→ SET EXERCISE: The records that follow are to be repeated without alteration.

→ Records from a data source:
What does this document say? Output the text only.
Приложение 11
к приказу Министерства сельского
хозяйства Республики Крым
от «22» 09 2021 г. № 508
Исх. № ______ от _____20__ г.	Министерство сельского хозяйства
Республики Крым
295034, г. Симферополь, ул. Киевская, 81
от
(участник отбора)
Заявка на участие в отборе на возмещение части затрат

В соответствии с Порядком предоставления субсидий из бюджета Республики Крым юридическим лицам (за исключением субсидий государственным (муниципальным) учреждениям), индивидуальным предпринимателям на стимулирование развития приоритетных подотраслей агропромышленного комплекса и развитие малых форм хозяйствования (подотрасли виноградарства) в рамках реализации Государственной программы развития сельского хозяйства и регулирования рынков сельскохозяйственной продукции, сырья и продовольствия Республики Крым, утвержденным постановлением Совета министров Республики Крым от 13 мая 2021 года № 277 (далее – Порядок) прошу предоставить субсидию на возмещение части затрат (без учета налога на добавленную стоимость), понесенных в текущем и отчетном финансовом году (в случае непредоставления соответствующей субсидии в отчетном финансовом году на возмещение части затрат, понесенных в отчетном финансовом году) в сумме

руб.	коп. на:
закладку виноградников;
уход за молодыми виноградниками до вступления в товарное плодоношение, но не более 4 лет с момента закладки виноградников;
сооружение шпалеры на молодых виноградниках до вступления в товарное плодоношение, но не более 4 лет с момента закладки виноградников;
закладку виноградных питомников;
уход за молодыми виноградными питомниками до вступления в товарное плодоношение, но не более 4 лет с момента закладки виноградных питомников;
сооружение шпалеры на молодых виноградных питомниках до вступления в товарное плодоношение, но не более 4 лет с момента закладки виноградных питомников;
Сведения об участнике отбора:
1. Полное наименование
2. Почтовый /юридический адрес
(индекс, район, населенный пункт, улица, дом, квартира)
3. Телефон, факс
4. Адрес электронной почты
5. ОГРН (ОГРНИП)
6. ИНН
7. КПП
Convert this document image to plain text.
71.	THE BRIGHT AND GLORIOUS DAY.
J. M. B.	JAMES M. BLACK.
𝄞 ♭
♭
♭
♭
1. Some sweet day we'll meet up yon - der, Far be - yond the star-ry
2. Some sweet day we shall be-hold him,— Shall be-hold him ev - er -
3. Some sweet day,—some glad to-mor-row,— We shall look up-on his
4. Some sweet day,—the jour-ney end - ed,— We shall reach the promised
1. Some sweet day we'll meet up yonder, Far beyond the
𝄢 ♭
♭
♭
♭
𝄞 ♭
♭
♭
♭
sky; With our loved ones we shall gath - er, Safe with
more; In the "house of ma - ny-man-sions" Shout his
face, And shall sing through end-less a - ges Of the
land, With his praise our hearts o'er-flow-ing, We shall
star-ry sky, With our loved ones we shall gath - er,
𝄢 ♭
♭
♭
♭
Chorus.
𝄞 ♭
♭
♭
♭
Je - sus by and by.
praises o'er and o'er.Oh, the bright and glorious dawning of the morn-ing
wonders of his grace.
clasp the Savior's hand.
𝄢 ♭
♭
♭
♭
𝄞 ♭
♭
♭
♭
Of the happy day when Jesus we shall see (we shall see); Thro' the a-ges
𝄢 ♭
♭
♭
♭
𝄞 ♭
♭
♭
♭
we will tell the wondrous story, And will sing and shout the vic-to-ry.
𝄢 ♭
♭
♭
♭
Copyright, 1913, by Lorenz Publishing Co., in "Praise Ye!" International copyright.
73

→ RESPONSE BELOW:
What does this document say? Output the text only.
Приложение 11
к приказу Министерства сельского
хозяйства Республики Крым
от «22» 09 2021 г. № 508
Исх. № ______ от _____20__ г.	Министерство сельского хозяйства
Республики Крым
295034, г. Симферополь, ул. Киевская, 81
от
(участник отбора)
Заявка на участие в отборе на возмещение части затрат

В соответствии с Порядком предоставления субсидий из бюджета Республики Крым юридическим лицам (за исключением субсидий государственным (муниципальным) учреждениям), индивидуальным предпринимателям на стимулирование развития приоритетных подотраслей агропромышленного комплекса и развитие малых форм хозяйствования (подотрасли виноградарства) в рамках реализации Государственной программы развития сельского хозяйства и регулирования рынков сельскохозяйственной продукции, сырья и продовольствия Республики Крым, утвержденным постановлением Совета министров Республики Крым от 13 мая 2021 года № 277 (далее – Порядок) прошу предоставить субсидию на возмещение части затрат (без учета налога на добавленную стоимость), понесенных в текущем и отчетном финансовом году (в случае непредоставления соответствующей субсидии в отчетном финансовом году на возмещение части затрат, понесенных в отчетном финансовом году) в сумме

руб.	коп. на:
закладку виноградников;
уход за молодыми виноградниками до вступления в товарное плодоношение, но не более 4 лет с момента закладки виноградников;
сооружение шпалеры на молодых виноградниках до вступления в товарное плодоношение, но не более 4 лет с момента закладки виноградников;
закладку виноградных питомников;
уход за молодыми виноградными питомниками до вступления в товарное плодоношение, но не более 4 лет с момента закладки виноградных питомников;
сооружение шпалеры на молодых виноградных питомниках до вступления в товарное плодоношение, но не более 4 лет с момента закладки виноградных питомников;
Сведения об участнике отбора:
1. Полное наименование
2. Почтовый /юридический адрес
(индекс, район, населенный пункт, улица, дом, квартира)
3. Телефон, факс
4. Адрес электронной почты
5. ОГРН (ОГРНИП)
6. ИНН
7. КПП
Convert this document image to plain text.
71.	THE BRIGHT AND GLORIOUS DAY.
J. M. B.	JAMES M. BLACK.
𝄞 ♭
♭
♭
♭
1. Some sweet day we'll meet up yon - der, Far be - yond the star-ry
2. Some sweet day we shall be-hold him,— Shall be-hold him ev - er -
3. Some sweet day,—some glad to-mor-row,— We shall look up-on his
4. Some sweet day,—the jour-ney end - ed,— We shall reach the promised
1. Some sweet day we'll meet up yonder, Far beyond the
𝄢 ♭
♭
♭
♭
𝄞 ♭
♭
♭
♭
sky; With our loved ones we shall gath - er, Safe with
more; In the "house of ma - ny-man-sions" Shout his
face, And shall sing through end-less a - ges Of the
land, With his praise our hearts o'er-flow-ing, We shall
star-ry sky, With our loved ones we shall gath - er,
𝄢 ♭
♭
♭
♭
Chorus.
𝄞 ♭
♭
♭
♭
Je - sus by and by.
praises o'er and o'er.Oh, the bright and glorious dawning of the morn-ing
wonders of his grace.
clasp the Savior's hand.
𝄢 ♭
♭
♭
♭
𝄞 ♭
♭
♭
♭
Of the happy day when Jesus we shall see (we shall see); Thro' the a-ges
𝄢 ♭
♭
♭
♭
𝄞 ♭
♭
♭
♭
we will tell the wondrous story, And will sing and shout the vic-to-ry.
𝄢 ♭
♭
♭
♭
Copyright, 1913, by Lorenz Publishing Co., in "Praise Ye!" International copyright.
73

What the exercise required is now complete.